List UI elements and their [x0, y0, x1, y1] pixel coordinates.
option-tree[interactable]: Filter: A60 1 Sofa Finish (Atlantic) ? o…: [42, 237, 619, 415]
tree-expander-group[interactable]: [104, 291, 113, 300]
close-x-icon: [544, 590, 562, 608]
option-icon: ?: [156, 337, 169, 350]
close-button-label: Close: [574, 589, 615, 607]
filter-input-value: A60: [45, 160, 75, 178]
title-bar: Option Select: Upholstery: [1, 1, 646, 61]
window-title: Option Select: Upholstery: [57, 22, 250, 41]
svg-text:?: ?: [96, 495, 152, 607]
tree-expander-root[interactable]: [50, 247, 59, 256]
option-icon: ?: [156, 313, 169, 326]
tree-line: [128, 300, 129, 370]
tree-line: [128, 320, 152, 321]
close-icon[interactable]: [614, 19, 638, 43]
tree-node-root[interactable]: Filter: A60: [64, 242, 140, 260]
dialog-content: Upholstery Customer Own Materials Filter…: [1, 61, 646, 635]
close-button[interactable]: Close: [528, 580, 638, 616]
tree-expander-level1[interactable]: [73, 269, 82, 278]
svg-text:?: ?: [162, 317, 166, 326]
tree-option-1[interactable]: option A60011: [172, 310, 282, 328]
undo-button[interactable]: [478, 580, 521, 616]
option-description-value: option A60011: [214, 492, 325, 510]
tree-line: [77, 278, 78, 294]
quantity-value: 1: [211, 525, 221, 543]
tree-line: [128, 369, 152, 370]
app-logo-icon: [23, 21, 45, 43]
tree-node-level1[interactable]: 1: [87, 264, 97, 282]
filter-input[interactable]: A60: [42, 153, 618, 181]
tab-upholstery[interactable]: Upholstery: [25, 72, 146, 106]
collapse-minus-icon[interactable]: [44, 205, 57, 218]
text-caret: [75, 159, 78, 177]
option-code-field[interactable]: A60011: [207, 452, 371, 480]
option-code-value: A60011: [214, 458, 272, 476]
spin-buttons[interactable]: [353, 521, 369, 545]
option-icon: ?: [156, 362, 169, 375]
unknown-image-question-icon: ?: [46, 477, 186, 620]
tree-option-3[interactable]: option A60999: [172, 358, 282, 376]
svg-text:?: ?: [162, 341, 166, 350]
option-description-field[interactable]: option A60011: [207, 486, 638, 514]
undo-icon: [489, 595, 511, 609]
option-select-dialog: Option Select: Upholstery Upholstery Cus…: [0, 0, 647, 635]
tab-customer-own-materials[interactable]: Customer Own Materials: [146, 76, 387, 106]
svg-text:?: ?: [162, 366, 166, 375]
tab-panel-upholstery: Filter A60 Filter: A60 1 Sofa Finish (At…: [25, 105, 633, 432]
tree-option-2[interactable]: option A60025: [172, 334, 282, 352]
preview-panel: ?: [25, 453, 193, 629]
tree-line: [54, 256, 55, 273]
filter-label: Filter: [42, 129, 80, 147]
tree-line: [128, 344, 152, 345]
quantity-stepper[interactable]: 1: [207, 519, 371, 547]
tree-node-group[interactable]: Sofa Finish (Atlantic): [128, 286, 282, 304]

---

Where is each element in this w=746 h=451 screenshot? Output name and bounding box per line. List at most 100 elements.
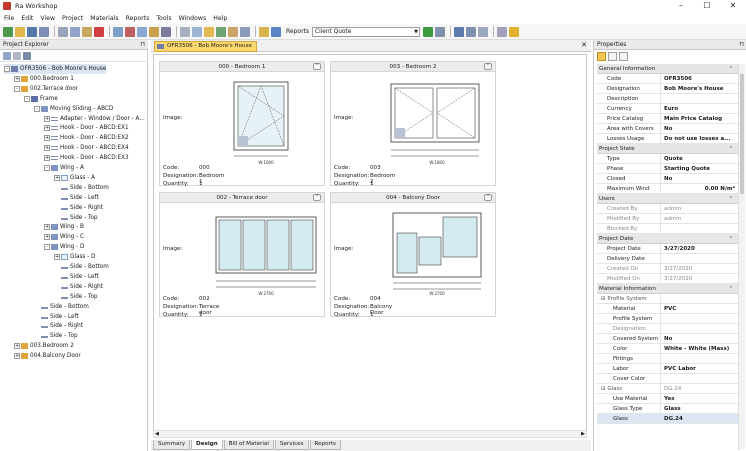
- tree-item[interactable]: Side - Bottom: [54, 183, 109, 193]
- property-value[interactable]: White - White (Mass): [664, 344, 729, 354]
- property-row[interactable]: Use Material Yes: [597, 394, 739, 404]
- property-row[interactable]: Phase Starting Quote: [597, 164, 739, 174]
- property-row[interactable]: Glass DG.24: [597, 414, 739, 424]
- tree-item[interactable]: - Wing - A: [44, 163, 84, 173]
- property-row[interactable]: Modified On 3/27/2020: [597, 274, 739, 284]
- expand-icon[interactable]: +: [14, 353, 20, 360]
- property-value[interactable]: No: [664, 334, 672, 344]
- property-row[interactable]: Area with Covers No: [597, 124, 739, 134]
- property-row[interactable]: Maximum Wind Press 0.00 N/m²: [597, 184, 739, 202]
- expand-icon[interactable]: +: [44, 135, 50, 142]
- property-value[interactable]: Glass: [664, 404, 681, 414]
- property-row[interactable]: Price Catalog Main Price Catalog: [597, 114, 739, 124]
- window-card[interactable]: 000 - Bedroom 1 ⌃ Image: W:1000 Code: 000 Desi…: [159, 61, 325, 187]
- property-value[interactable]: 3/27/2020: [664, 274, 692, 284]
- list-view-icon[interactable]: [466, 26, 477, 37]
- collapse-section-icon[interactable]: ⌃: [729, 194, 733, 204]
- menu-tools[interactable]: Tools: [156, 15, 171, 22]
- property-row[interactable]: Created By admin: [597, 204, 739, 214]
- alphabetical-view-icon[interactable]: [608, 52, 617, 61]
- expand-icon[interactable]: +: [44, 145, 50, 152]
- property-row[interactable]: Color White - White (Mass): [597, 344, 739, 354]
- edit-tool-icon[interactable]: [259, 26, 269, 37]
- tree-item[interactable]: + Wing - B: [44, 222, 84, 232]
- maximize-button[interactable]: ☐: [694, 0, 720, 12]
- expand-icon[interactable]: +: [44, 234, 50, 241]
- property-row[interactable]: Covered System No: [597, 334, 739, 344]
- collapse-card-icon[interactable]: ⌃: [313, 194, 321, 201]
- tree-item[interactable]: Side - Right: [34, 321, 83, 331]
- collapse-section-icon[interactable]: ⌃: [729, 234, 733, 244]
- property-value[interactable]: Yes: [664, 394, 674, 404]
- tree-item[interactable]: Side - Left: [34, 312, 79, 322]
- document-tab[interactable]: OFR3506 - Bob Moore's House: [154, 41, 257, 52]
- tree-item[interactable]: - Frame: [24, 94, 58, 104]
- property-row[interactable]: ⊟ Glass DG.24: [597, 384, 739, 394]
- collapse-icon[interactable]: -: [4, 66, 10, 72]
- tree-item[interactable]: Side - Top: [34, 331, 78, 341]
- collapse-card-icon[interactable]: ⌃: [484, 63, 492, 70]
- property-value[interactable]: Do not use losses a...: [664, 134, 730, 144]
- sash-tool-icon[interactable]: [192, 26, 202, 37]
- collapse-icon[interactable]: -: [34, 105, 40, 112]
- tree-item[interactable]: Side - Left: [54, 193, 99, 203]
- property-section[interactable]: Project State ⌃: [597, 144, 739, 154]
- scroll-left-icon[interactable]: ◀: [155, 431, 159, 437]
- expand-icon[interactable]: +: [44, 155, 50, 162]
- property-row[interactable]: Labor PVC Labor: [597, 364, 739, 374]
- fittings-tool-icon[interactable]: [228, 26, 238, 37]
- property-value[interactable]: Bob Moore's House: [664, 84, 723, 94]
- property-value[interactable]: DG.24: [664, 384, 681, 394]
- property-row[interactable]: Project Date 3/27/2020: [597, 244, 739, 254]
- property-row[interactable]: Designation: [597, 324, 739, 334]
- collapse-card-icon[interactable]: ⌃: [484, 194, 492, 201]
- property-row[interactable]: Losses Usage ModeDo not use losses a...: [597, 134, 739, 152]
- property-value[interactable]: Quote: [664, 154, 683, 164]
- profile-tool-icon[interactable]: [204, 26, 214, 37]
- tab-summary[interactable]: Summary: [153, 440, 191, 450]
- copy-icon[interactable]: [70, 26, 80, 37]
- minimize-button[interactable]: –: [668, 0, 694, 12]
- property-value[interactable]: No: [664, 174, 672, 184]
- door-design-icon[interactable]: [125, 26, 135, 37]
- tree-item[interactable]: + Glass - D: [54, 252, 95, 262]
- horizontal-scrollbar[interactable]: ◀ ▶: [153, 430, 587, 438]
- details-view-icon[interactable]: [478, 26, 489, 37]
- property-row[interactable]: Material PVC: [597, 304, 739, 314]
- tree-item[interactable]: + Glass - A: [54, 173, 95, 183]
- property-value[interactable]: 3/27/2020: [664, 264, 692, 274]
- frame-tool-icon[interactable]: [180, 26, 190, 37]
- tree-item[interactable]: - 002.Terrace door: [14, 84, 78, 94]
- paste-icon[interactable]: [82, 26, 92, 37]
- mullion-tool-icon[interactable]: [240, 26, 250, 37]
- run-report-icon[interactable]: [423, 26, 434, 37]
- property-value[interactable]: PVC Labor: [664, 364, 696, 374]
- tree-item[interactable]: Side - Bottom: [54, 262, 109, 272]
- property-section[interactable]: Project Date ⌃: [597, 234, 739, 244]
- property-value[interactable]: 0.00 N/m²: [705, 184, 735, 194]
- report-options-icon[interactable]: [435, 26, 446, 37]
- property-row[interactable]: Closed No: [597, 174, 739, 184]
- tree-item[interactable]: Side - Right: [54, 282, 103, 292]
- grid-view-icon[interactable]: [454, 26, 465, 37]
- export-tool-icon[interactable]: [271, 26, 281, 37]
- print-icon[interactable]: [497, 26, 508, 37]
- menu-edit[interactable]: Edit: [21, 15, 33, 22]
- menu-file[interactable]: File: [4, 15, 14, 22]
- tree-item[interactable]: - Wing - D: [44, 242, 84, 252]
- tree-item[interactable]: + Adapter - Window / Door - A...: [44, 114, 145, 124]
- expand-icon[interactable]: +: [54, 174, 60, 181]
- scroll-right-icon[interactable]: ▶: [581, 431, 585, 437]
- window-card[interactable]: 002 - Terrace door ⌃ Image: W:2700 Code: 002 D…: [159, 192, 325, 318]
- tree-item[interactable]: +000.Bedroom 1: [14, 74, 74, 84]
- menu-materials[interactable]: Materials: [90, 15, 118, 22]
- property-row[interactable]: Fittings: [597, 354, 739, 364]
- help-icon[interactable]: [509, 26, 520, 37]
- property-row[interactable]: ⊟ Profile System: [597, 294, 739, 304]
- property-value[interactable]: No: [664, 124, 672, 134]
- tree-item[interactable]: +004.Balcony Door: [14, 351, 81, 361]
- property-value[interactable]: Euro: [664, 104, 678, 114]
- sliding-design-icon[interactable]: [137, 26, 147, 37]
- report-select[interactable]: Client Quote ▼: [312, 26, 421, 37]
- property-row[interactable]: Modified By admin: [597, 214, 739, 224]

▶ _Stated problem_
Render the part of the records that opens with the line containing "- tree-item[interactable]: Side - Bottom: [54, 183, 109, 193]" and closes with the line containing "- tree-item[interactable]: - Wing - A: [44, 163, 84, 173]", both ends included, as a JSON list of strings with one string per line.

▶ _Answer to the problem_
[
  "- tree-item[interactable]: Side - Bottom: [54, 183, 109, 193]",
  "- property-value[interactable]: White - White (Mass): [664, 344, 729, 354]",
  "- property-row[interactable]: Use Material Yes: [597, 394, 739, 404]",
  "- property-row[interactable]: Phase Starting Quote: [597, 164, 739, 174]",
  "- property-row[interactable]: Glass DG.24: [597, 414, 739, 424]",
  "- tree-item[interactable]: - Wing - A: [44, 163, 84, 173]"
]